• _Records provided_:
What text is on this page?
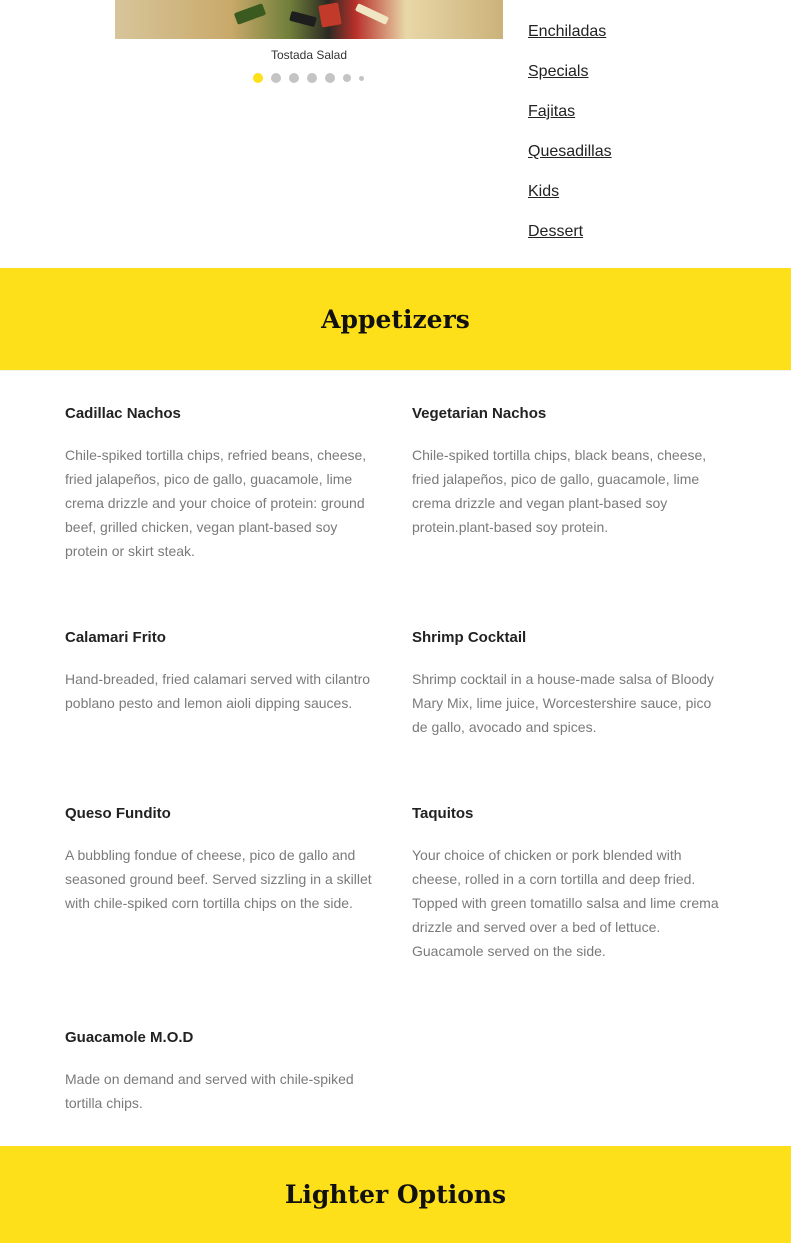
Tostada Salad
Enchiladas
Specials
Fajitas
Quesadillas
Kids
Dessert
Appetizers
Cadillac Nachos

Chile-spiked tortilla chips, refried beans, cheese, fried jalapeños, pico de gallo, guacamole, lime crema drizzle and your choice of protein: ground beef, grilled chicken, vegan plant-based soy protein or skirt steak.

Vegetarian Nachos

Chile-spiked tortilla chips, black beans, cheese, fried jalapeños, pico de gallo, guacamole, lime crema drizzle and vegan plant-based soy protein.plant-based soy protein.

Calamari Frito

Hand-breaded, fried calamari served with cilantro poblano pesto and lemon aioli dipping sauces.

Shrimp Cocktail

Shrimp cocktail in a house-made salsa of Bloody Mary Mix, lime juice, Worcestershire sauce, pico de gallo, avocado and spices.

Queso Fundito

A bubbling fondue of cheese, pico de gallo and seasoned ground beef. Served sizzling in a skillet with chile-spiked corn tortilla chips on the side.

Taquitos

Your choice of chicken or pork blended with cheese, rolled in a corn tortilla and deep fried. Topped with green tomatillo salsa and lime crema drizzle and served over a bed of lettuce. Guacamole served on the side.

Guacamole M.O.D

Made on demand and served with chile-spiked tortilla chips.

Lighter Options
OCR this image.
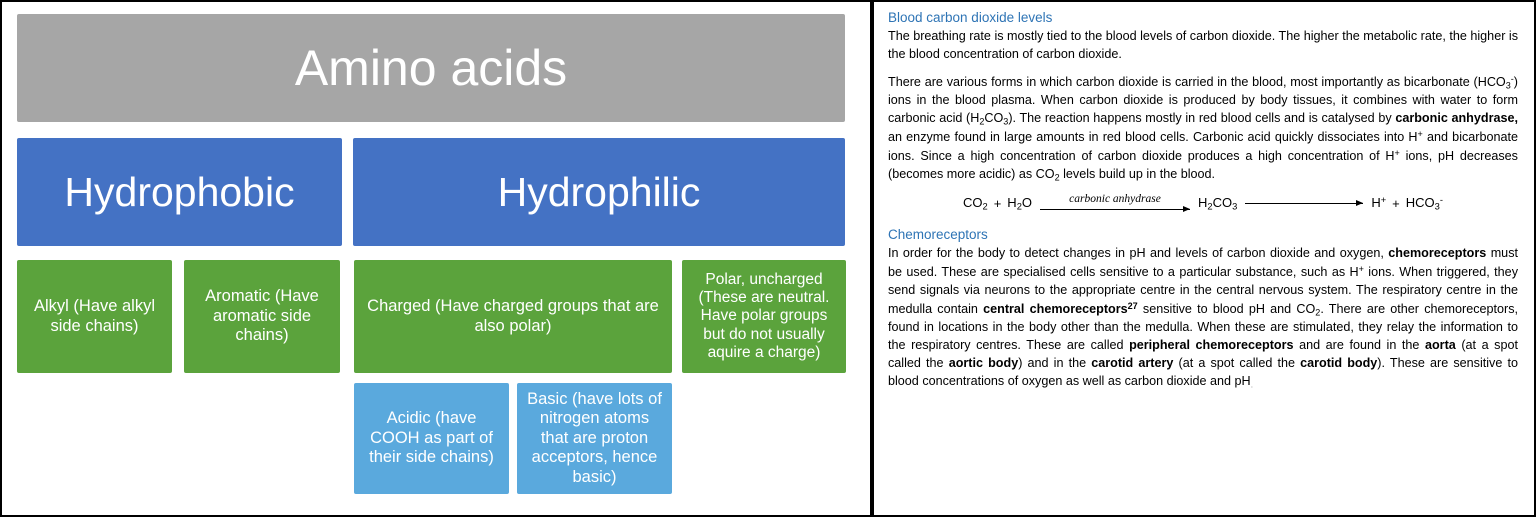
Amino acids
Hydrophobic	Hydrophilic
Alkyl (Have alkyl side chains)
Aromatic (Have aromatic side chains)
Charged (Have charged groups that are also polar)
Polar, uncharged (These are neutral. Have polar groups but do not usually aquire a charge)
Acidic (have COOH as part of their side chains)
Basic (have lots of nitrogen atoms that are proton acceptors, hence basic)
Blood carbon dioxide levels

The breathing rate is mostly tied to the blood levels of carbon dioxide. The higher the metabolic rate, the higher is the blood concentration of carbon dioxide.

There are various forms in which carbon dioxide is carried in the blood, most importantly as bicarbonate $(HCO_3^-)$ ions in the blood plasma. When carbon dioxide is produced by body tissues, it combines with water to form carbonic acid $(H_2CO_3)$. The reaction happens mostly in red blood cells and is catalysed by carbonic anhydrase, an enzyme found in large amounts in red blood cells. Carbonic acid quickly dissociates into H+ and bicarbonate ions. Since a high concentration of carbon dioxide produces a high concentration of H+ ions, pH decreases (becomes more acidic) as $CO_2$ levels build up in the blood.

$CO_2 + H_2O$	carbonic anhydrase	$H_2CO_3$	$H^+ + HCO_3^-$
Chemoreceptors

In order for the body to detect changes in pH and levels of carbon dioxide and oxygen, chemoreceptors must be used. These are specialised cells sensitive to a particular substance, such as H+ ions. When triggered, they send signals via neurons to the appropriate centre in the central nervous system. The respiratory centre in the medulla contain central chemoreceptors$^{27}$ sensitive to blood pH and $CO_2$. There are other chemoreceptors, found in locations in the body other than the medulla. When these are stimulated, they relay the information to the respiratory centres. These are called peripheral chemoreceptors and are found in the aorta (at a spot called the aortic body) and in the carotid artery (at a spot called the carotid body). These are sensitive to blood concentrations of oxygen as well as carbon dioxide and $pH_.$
* * *
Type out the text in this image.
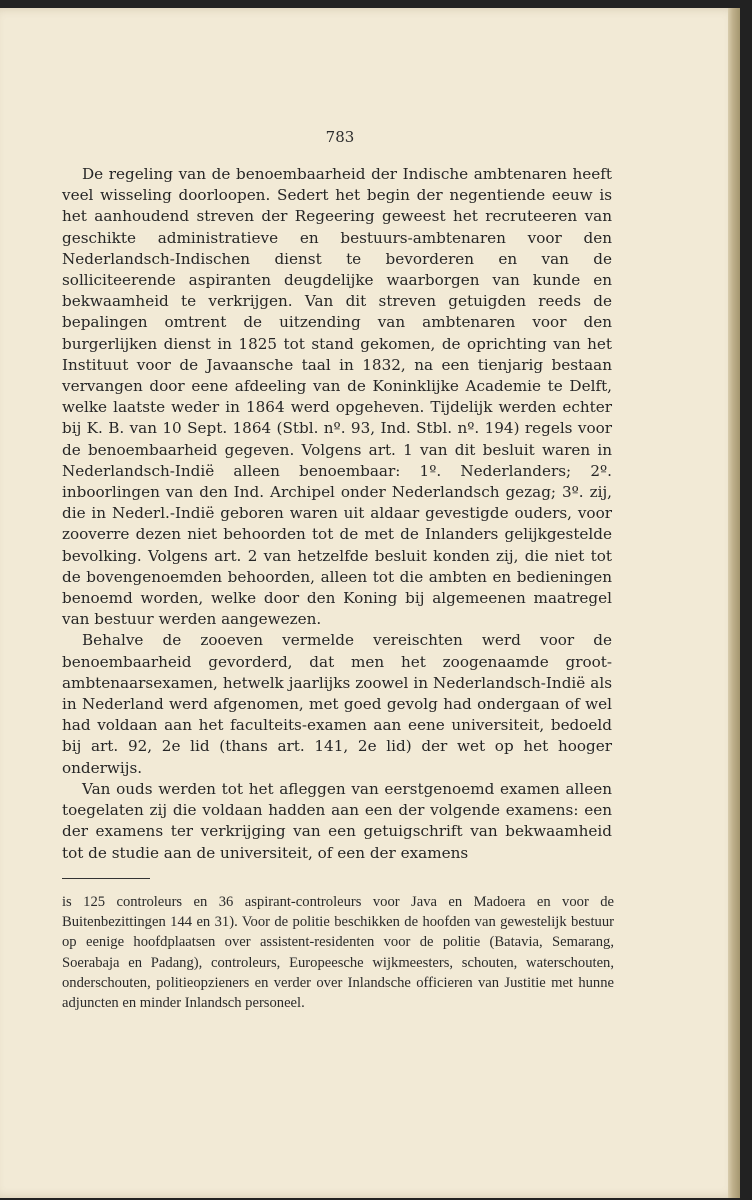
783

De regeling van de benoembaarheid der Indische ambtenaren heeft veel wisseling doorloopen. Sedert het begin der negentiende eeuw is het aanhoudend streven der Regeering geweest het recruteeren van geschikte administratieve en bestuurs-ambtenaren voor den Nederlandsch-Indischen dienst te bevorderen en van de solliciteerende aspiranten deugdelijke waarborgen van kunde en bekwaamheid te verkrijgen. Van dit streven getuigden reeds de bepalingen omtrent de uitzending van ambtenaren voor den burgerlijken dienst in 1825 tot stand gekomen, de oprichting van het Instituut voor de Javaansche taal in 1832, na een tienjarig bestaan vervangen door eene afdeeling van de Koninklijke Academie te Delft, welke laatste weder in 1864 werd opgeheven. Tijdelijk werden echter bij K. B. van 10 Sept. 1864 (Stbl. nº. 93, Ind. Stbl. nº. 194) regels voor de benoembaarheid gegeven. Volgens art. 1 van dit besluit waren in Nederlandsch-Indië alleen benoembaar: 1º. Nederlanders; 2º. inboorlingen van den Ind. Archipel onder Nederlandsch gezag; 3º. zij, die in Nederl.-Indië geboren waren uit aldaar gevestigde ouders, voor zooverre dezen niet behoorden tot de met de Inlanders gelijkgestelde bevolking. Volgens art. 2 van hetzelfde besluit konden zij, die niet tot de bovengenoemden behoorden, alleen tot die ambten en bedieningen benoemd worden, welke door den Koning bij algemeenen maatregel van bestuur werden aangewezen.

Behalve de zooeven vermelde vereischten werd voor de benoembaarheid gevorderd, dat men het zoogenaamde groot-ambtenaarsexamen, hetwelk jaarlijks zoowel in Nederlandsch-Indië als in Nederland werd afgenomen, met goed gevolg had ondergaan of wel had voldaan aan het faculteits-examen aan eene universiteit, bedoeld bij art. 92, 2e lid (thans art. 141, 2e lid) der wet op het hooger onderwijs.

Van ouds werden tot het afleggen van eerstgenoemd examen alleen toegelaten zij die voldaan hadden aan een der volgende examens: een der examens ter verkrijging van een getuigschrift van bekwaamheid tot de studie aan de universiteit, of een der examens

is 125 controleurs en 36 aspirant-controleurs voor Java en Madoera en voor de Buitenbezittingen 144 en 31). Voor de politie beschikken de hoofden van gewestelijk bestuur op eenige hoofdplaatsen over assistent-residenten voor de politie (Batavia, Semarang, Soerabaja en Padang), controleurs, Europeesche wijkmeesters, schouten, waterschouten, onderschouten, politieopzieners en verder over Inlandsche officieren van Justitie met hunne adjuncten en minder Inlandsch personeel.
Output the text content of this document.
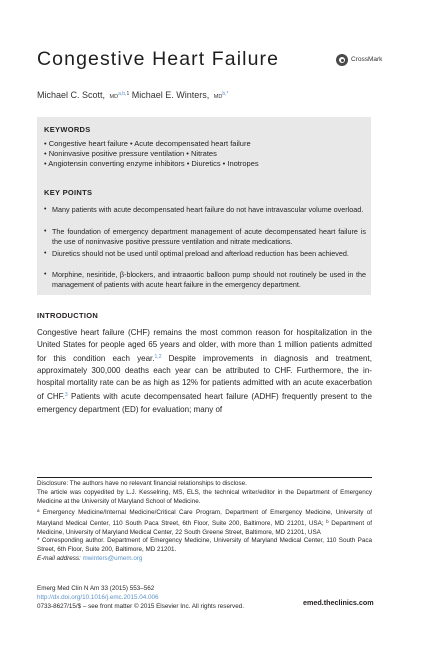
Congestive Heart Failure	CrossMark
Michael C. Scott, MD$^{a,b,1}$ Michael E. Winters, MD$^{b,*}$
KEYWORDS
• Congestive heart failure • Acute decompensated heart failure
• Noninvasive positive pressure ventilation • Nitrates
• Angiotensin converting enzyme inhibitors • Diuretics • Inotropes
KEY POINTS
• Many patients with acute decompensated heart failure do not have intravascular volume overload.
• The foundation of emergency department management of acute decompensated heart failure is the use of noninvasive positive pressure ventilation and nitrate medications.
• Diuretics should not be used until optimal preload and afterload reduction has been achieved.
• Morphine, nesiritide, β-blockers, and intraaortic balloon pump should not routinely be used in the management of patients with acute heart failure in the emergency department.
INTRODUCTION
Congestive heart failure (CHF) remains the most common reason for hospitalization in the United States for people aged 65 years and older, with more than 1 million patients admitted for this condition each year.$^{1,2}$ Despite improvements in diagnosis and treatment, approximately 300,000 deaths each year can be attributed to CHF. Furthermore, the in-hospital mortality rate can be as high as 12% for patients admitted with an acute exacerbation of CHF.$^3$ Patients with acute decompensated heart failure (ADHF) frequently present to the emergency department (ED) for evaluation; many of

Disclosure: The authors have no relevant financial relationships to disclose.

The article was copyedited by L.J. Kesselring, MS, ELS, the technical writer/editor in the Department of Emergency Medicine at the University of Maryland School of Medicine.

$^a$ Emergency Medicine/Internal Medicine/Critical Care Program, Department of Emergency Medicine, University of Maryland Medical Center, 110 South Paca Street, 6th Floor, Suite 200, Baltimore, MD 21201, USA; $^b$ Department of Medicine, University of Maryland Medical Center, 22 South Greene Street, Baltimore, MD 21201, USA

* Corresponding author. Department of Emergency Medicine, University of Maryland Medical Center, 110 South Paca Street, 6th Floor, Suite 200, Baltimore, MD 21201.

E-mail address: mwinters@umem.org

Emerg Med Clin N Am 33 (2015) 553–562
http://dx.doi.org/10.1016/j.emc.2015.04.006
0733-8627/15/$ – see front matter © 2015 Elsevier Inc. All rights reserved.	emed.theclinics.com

• _Task requirements_:
Where in the records does the string "text" appear? Copy every line that has it.

• _Your solution_:
What text is on this page?
Type out the text in this image.
Output the text content of this document.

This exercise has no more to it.